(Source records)
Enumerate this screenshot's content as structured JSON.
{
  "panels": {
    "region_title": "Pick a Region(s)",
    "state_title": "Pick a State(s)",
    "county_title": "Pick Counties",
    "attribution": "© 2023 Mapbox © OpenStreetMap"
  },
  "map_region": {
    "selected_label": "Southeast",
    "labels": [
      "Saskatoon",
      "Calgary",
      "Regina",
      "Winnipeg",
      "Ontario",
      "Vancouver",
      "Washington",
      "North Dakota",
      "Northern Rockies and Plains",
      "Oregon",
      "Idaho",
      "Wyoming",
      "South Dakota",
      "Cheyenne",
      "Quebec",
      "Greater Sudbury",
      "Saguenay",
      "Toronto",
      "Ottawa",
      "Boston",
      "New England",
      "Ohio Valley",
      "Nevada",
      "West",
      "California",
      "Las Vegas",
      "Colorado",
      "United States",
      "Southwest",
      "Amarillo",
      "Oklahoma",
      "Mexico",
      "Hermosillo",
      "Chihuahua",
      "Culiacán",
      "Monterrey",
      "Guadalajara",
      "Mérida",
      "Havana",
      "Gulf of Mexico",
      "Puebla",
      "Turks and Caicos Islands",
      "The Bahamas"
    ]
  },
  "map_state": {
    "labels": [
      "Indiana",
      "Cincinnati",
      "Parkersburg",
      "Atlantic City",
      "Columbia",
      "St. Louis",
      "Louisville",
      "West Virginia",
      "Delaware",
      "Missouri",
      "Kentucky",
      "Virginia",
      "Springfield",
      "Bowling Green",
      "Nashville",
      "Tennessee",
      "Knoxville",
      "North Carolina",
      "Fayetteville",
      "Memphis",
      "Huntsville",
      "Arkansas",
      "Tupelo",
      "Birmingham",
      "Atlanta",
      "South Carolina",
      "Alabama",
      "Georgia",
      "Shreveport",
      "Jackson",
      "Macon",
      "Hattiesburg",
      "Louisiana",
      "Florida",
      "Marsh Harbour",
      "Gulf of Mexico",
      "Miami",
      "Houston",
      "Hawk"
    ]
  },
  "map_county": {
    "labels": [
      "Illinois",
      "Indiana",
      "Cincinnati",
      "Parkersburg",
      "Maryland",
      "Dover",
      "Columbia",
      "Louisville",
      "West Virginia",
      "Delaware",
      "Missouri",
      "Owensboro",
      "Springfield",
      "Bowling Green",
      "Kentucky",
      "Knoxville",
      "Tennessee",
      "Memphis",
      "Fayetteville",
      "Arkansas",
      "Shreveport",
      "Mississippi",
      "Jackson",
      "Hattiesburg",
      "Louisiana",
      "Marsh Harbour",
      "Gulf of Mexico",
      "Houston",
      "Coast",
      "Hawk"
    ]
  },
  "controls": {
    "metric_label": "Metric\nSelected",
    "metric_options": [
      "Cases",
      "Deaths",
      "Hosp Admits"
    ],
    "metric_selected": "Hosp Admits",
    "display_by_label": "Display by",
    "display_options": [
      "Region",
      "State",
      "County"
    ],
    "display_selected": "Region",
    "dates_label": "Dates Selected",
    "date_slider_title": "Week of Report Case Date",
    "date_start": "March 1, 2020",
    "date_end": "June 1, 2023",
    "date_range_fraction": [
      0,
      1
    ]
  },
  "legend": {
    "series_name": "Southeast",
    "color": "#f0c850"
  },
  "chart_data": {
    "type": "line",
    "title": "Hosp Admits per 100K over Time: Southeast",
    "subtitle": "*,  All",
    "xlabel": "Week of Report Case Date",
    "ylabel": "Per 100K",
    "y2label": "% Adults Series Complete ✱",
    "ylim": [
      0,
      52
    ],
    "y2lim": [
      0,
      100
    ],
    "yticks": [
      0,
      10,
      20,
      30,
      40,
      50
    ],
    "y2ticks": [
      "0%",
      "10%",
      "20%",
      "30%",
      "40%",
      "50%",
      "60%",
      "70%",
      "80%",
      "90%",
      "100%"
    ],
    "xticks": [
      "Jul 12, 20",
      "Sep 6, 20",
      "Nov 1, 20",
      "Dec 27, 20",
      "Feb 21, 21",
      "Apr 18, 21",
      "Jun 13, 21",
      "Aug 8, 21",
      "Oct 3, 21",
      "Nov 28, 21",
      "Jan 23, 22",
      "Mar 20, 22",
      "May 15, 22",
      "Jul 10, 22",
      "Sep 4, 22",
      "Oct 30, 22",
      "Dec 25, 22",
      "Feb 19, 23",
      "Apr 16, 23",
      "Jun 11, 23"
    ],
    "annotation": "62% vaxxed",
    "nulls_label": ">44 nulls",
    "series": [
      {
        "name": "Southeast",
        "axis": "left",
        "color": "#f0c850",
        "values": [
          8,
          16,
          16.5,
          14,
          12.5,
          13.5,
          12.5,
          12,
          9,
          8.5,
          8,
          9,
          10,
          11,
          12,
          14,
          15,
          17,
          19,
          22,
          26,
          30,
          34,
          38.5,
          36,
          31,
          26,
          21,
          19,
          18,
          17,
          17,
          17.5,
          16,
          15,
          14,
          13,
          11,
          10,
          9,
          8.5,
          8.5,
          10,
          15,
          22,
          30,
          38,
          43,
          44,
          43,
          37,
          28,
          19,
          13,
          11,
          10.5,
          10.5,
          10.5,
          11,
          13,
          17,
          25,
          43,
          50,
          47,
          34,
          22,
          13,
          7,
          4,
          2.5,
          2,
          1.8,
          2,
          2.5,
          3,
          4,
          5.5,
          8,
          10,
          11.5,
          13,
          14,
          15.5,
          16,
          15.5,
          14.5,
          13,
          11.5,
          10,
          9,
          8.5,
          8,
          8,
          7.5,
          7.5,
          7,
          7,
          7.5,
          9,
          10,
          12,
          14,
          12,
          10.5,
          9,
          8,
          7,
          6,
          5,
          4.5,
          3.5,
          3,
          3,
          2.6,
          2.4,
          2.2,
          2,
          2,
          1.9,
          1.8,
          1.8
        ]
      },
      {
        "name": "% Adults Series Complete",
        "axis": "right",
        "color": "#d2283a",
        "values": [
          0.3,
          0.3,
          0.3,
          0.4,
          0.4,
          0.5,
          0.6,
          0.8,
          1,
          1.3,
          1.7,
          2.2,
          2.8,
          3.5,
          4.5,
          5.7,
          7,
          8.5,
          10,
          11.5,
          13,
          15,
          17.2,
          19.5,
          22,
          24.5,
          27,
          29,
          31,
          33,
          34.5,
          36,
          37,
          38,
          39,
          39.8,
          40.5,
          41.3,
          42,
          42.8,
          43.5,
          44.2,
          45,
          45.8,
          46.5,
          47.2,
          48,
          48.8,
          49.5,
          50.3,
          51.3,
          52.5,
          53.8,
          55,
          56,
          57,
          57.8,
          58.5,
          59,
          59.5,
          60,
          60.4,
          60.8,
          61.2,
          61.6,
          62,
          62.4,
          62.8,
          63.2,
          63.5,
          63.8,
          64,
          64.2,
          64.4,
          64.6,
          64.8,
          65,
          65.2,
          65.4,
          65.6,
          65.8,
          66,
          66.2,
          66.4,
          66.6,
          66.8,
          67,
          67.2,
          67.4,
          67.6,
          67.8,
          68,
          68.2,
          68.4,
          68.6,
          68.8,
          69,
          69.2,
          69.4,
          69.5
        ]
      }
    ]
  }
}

Challenge: List all lines where "Complete" occurs.

Task result:
    "y2label": "% Adults Series Complete ✱",
        "name": "% Adults Series Complete",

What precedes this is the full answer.